--- Begin Available data ---

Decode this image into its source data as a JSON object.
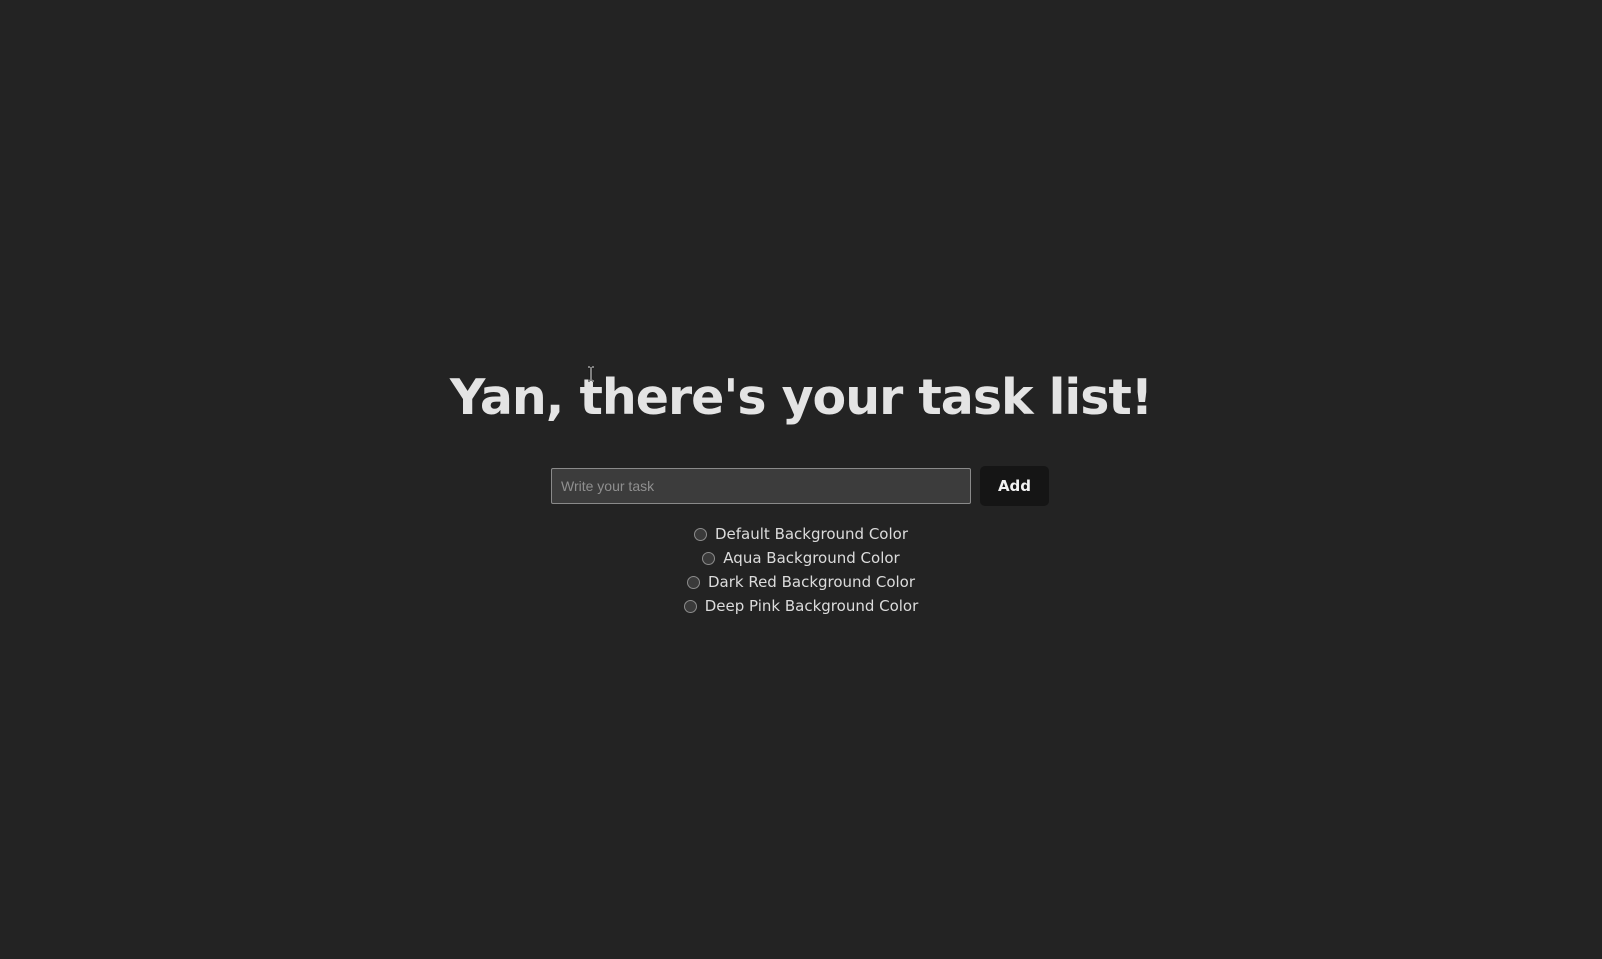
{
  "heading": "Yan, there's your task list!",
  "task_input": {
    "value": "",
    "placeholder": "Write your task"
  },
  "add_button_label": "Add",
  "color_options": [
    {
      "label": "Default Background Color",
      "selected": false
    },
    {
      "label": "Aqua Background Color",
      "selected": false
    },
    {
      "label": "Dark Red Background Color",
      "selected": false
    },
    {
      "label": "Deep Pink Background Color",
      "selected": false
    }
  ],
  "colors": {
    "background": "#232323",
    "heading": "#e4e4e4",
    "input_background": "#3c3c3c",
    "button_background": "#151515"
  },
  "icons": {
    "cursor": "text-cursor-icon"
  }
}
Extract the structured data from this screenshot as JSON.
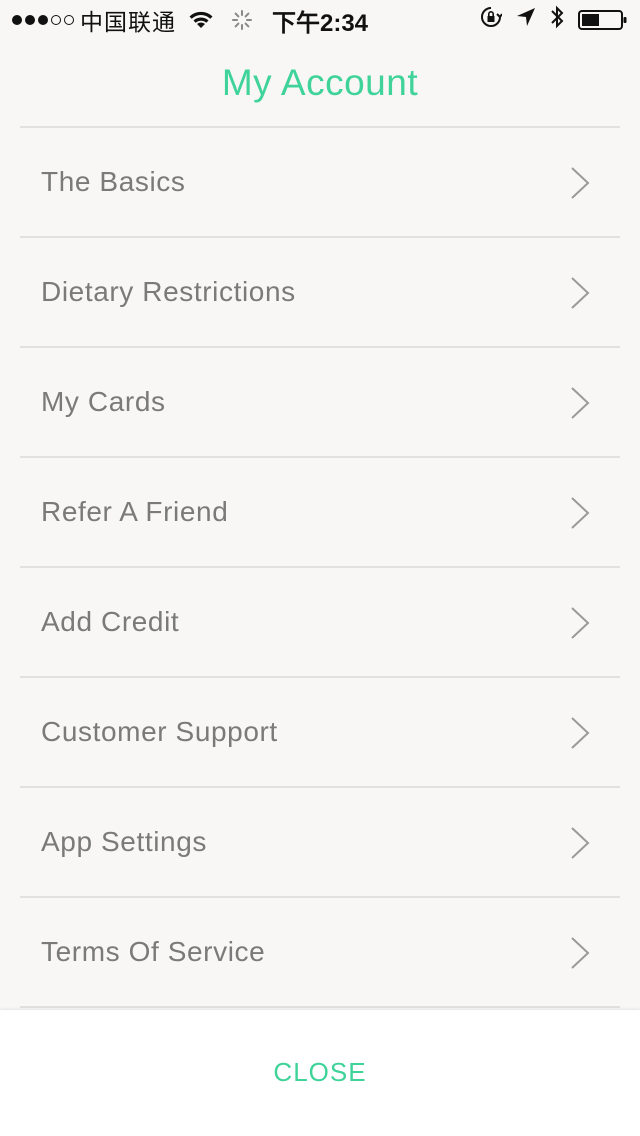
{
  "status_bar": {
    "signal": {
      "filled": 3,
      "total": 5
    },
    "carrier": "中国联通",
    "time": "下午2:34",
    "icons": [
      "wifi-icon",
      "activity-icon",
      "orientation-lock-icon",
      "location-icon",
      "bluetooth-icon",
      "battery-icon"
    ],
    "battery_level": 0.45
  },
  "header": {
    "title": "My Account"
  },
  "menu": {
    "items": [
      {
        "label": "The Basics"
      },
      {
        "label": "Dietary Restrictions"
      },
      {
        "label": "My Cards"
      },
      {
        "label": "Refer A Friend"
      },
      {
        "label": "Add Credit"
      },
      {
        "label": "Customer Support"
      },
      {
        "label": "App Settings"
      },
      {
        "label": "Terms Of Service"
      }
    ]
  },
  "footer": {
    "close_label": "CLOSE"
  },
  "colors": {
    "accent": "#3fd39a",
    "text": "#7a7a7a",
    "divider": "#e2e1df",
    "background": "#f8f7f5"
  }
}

--- End Available data ---

Written task -
Quote each record exactly as it stands, minus the pictures.

Correct output -
Decode this image into its source data as a JSON object.
{
  "heading": "Yan, there's your task list!",
  "task_input": {
    "value": "",
    "placeholder": "Write your task"
  },
  "add_button_label": "Add",
  "color_options": [
    {
      "label": "Default Background Color",
      "selected": false
    },
    {
      "label": "Aqua Background Color",
      "selected": false
    },
    {
      "label": "Dark Red Background Color",
      "selected": false
    },
    {
      "label": "Deep Pink Background Color",
      "selected": false
    }
  ],
  "colors": {
    "background": "#232323",
    "heading": "#e4e4e4",
    "input_background": "#3c3c3c",
    "button_background": "#151515"
  },
  "icons": {
    "cursor": "text-cursor-icon"
  }
}
Extract the structured data from this screenshot as JSON.
{
  "status_bar": {
    "signal": {
      "filled": 3,
      "total": 5
    },
    "carrier": "中国联通",
    "time": "下午2:34",
    "icons": [
      "wifi-icon",
      "activity-icon",
      "orientation-lock-icon",
      "location-icon",
      "bluetooth-icon",
      "battery-icon"
    ],
    "battery_level": 0.45
  },
  "header": {
    "title": "My Account"
  },
  "menu": {
    "items": [
      {
        "label": "The Basics"
      },
      {
        "label": "Dietary Restrictions"
      },
      {
        "label": "My Cards"
      },
      {
        "label": "Refer A Friend"
      },
      {
        "label": "Add Credit"
      },
      {
        "label": "Customer Support"
      },
      {
        "label": "App Settings"
      },
      {
        "label": "Terms Of Service"
      }
    ]
  },
  "footer": {
    "close_label": "CLOSE"
  },
  "colors": {
    "accent": "#3fd39a",
    "text": "#7a7a7a",
    "divider": "#e2e1df",
    "background": "#f8f7f5"
  }
}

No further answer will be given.